• **Collection entries**:

◆ ◆ ◆ ◆

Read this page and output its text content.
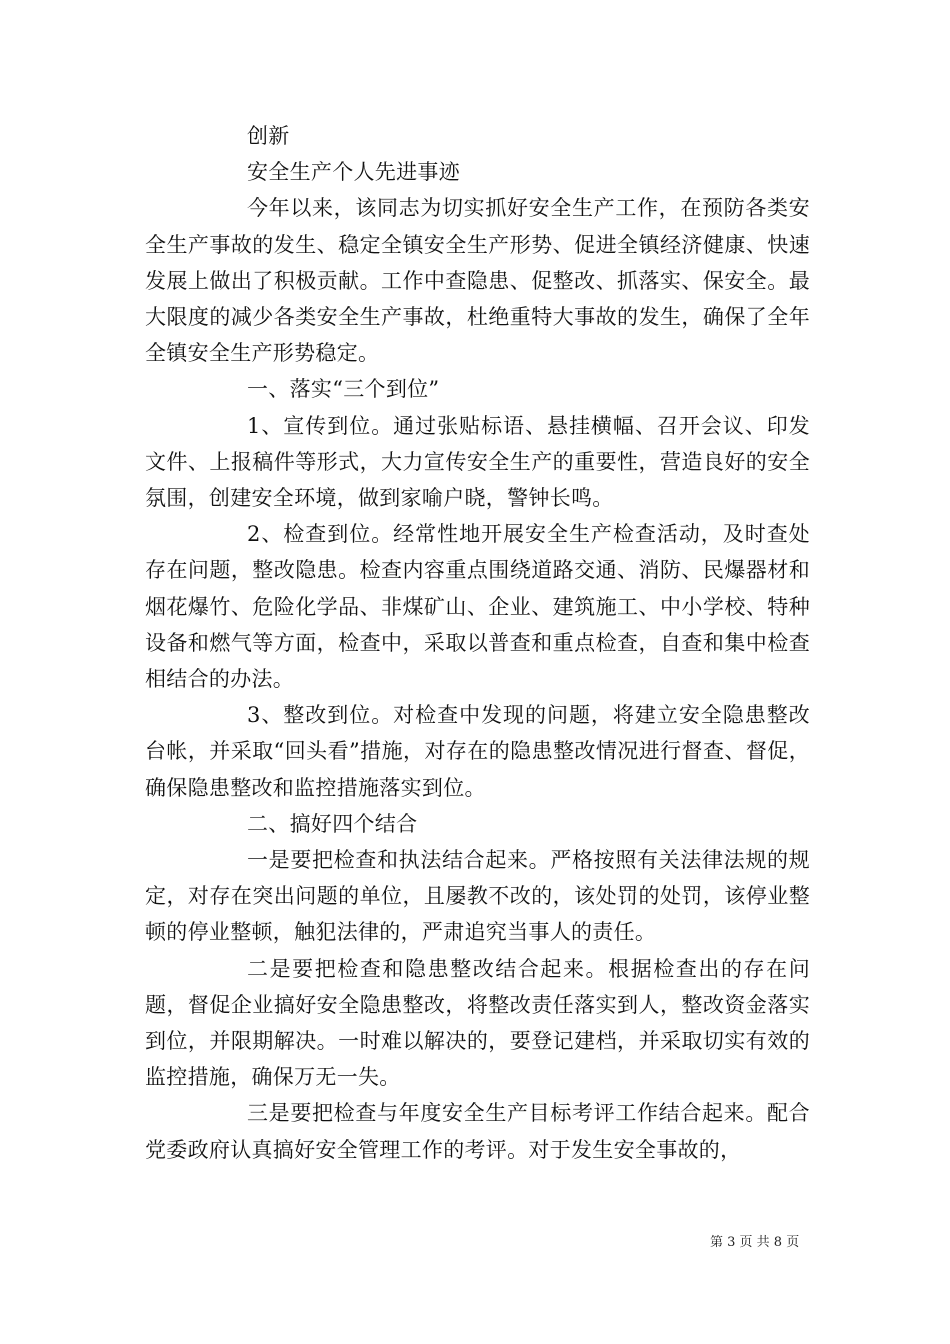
创新

安全生产个人先进事迹

今年以来，该同志为切实抓好安全生产工作，在预防各类安全生产事故的发生、稳定全镇安全生产形势、促进全镇经济健康、快速发展上做出了积极贡献。工作中查隐患、促整改、抓落实、保安全。最大限度的减少各类安全生产事故，杜绝重特大事故的发生，确保了全年全镇安全生产形势稳定。

一、落实“三个到位”

1、宣传到位。通过张贴标语、悬挂横幅、召开会议、印发文件、上报稿件等形式，大力宣传安全生产的重要性，营造良好的安全氛围，创建安全环境，做到家喻户晓，警钟长鸣。

2、检查到位。经常性地开展安全生产检查活动，及时查处存在问题，整改隐患。检查内容重点围绕道路交通、消防、民爆器材和烟花爆竹、危险化学品、非煤矿山、企业、建筑施工、中小学校、特种设备和燃气等方面，检查中，采取以普查和重点检查，自查和集中检查相结合的办法。

3、整改到位。对检查中发现的问题，将建立安全隐患整改台帐，并采取“回头看”措施，对存在的隐患整改情况进行督查、督促，确保隐患整改和监控措施落实到位。

二、搞好四个结合

一是要把检查和执法结合起来。严格按照有关法律法规的规定，对存在突出问题的单位，且屡教不改的，该处罚的处罚，该停业整顿的停业整顿，触犯法律的，严肃追究当事人的责任。

二是要把检查和隐患整改结合起来。根据检查出的存在问题，督促企业搞好安全隐患整改，将整改责任落实到人，整改资金落实到位，并限期解决。一时难以解决的，要登记建档，并采取切实有效的监控措施，确保万无一失。

三是要把检查与年度安全生产目标考评工作结合起来。配合党委政府认真搞好安全管理工作的考评。对于发生安全事故的，

第 3 页 共 8 页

◆ ◆ ◆ ◆

Write the material out again exactly as it appears, dropping the pictures.

Read this page and output its text content.
创新

安全生产个人先进事迹

今年以来，该同志为切实抓好安全生产工作，在预防各类安全生产事故的发生、稳定全镇安全生产形势、促进全镇经济健康、快速发展上做出了积极贡献。工作中查隐患、促整改、抓落实、保安全。最大限度的减少各类安全生产事故，杜绝重特大事故的发生，确保了全年全镇安全生产形势稳定。

一、落实“三个到位”

1、宣传到位。通过张贴标语、悬挂横幅、召开会议、印发文件、上报稿件等形式，大力宣传安全生产的重要性，营造良好的安全氛围，创建安全环境，做到家喻户晓，警钟长鸣。

2、检查到位。经常性地开展安全生产检查活动，及时查处存在问题，整改隐患。检查内容重点围绕道路交通、消防、民爆器材和烟花爆竹、危险化学品、非煤矿山、企业、建筑施工、中小学校、特种设备和燃气等方面，检查中，采取以普查和重点检查，自查和集中检查相结合的办法。

3、整改到位。对检查中发现的问题，将建立安全隐患整改台帐，并采取“回头看”措施，对存在的隐患整改情况进行督查、督促，确保隐患整改和监控措施落实到位。

二、搞好四个结合

一是要把检查和执法结合起来。严格按照有关法律法规的规定，对存在突出问题的单位，且屡教不改的，该处罚的处罚，该停业整顿的停业整顿，触犯法律的，严肃追究当事人的责任。

二是要把检查和隐患整改结合起来。根据检查出的存在问题，督促企业搞好安全隐患整改，将整改责任落实到人，整改资金落实到位，并限期解决。一时难以解决的，要登记建档，并采取切实有效的监控措施，确保万无一失。

三是要把检查与年度安全生产目标考评工作结合起来。配合党委政府认真搞好安全管理工作的考评。对于发生安全事故的，

第 3 页 共 8 页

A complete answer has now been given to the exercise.